PROBLEM DETAILS
Please copy the rows word for word, from the first line through the line containing "scroll-up-icon[interactable]: ▲ [1012,104,1024,111]", including both.

EXTRACTED ENTRIES
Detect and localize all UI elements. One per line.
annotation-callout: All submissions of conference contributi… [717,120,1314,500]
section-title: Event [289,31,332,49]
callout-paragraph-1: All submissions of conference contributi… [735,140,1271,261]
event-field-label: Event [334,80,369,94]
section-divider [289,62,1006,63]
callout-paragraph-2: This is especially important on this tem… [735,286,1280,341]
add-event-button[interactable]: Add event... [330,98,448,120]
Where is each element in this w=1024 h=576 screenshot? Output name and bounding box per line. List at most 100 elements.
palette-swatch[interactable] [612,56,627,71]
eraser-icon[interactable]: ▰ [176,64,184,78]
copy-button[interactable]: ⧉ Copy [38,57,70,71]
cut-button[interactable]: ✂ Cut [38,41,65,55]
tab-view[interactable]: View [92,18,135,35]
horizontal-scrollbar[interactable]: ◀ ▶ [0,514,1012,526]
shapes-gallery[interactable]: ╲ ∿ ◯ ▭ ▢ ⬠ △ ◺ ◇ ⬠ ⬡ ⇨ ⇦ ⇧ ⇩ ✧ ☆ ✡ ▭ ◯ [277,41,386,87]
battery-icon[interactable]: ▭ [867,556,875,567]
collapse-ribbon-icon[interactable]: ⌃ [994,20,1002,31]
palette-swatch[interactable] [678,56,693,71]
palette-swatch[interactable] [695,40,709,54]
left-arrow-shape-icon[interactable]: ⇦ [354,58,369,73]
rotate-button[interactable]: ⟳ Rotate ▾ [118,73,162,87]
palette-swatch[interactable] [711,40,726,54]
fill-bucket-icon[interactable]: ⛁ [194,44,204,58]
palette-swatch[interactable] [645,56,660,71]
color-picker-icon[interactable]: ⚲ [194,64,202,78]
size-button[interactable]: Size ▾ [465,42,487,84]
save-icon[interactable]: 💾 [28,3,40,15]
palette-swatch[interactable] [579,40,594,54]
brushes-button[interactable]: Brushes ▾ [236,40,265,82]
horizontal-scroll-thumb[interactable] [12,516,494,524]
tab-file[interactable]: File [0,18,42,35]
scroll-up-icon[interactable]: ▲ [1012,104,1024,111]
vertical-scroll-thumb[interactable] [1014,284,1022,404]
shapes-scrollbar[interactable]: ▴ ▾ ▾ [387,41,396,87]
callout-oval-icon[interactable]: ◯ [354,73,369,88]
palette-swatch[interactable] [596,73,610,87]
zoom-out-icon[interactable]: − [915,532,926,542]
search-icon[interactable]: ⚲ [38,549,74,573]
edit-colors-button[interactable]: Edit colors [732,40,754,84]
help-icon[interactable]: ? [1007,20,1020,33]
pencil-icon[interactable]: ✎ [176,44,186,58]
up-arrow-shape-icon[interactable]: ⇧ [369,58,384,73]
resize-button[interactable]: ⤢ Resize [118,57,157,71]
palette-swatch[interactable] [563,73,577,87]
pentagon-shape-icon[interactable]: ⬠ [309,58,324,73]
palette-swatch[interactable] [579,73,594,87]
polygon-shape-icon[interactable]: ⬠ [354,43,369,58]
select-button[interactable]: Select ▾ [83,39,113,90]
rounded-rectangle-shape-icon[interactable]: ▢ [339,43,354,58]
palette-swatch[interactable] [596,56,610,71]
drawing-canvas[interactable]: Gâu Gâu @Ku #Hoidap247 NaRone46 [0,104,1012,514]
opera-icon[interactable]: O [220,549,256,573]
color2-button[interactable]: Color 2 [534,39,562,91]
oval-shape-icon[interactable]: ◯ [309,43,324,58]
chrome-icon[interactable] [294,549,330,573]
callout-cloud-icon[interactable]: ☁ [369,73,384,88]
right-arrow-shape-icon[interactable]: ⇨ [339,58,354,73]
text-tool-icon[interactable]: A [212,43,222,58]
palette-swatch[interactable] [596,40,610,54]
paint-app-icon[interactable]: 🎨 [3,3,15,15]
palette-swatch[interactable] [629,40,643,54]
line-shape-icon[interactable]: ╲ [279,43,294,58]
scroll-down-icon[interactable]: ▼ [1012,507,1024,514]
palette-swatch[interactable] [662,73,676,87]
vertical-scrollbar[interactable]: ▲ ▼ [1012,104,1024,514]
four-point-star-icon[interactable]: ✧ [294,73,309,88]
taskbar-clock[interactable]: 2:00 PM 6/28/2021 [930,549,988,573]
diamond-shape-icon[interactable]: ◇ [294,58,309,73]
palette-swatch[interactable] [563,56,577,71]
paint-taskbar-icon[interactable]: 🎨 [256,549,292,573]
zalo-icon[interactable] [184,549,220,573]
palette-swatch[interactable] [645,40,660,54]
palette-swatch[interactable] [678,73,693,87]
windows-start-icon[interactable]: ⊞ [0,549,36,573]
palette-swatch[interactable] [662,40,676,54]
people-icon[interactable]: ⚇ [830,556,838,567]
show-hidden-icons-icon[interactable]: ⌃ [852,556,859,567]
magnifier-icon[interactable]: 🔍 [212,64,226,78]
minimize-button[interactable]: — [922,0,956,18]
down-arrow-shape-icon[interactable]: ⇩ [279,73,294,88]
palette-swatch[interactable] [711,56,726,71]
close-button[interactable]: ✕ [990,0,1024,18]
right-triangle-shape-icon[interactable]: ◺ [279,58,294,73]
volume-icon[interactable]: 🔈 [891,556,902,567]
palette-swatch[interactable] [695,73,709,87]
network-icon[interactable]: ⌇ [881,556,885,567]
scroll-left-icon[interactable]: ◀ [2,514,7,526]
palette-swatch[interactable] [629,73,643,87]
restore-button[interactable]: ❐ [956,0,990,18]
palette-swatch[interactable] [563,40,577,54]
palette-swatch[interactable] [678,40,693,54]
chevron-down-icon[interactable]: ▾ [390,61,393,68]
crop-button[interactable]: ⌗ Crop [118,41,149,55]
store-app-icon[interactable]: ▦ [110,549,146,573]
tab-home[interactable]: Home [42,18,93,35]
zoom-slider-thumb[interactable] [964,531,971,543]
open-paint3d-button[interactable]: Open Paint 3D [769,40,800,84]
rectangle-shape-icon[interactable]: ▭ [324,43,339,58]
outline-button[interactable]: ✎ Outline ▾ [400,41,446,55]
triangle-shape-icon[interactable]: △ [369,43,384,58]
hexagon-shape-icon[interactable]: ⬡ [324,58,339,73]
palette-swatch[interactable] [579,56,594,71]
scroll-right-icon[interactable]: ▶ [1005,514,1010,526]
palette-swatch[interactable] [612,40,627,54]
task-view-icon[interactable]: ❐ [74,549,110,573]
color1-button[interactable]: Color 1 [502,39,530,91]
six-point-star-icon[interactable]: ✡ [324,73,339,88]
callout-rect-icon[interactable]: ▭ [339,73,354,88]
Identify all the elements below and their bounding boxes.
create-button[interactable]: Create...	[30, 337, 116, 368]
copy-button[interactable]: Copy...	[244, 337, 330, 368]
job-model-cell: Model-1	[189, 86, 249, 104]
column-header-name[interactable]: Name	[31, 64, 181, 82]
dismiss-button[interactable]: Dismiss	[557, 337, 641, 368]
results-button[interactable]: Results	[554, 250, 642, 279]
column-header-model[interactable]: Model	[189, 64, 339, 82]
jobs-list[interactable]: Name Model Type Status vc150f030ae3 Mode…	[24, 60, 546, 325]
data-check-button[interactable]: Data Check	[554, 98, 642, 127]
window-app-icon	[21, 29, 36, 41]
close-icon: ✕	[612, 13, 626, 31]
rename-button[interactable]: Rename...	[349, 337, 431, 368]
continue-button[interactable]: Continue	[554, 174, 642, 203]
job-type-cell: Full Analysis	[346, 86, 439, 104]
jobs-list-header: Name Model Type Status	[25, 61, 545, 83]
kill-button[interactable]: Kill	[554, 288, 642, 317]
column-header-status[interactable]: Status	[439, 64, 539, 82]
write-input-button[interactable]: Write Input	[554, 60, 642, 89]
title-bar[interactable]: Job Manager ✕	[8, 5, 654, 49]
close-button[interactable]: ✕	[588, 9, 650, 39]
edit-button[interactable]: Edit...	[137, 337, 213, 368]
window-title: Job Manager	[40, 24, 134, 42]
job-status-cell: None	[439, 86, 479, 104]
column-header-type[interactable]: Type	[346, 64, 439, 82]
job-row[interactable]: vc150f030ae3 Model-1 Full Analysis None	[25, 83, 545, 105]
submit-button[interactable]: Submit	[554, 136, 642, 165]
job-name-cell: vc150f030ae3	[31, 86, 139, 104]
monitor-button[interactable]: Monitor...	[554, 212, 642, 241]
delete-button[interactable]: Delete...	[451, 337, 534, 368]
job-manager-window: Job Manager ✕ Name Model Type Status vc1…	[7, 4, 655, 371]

RESPONSE TO THE TASK
Detect and localize all UI elements. One per line.
annotation-callout: All submissions of conference contributi… [717,120,1314,500]
section-title: Event [289,31,332,49]
callout-paragraph-1: All submissions of conference contributi… [735,140,1271,261]
event-field-label: Event [334,80,369,94]
section-divider [289,62,1006,63]
callout-paragraph-2: This is especially important on this tem… [735,286,1280,341]
add-event-button[interactable]: Add event... [330,98,448,120]
Where is each element in this w=1024 h=576 screenshot? Output name and bounding box per line. List at most 100 elements.
palette-swatch[interactable] [612,56,627,71]
eraser-icon[interactable]: ▰ [176,64,184,78]
copy-button[interactable]: ⧉ Copy [38,57,70,71]
cut-button[interactable]: ✂ Cut [38,41,65,55]
tab-view[interactable]: View [92,18,135,35]
horizontal-scrollbar[interactable]: ◀ ▶ [0,514,1012,526]
shapes-gallery[interactable]: ╲ ∿ ◯ ▭ ▢ ⬠ △ ◺ ◇ ⬠ ⬡ ⇨ ⇦ ⇧ ⇩ ✧ ☆ ✡ ▭ ◯ [277,41,386,87]
battery-icon[interactable]: ▭ [867,556,875,567]
collapse-ribbon-icon[interactable]: ⌃ [994,20,1002,31]
palette-swatch[interactable] [678,56,693,71]
palette-swatch[interactable] [695,40,709,54]
left-arrow-shape-icon[interactable]: ⇦ [354,58,369,73]
rotate-button[interactable]: ⟳ Rotate ▾ [118,73,162,87]
palette-swatch[interactable] [711,40,726,54]
fill-bucket-icon[interactable]: ⛁ [194,44,204,58]
palette-swatch[interactable] [645,56,660,71]
color-picker-icon[interactable]: ⚲ [194,64,202,78]
size-button[interactable]: Size ▾ [465,42,487,84]
save-icon[interactable]: 💾 [28,3,40,15]
palette-swatch[interactable] [579,40,594,54]
brushes-button[interactable]: Brushes ▾ [236,40,265,82]
horizontal-scroll-thumb[interactable] [12,516,494,524]
tab-file[interactable]: File [0,18,42,35]
scroll-up-icon[interactable]: ▲ [1012,104,1024,111]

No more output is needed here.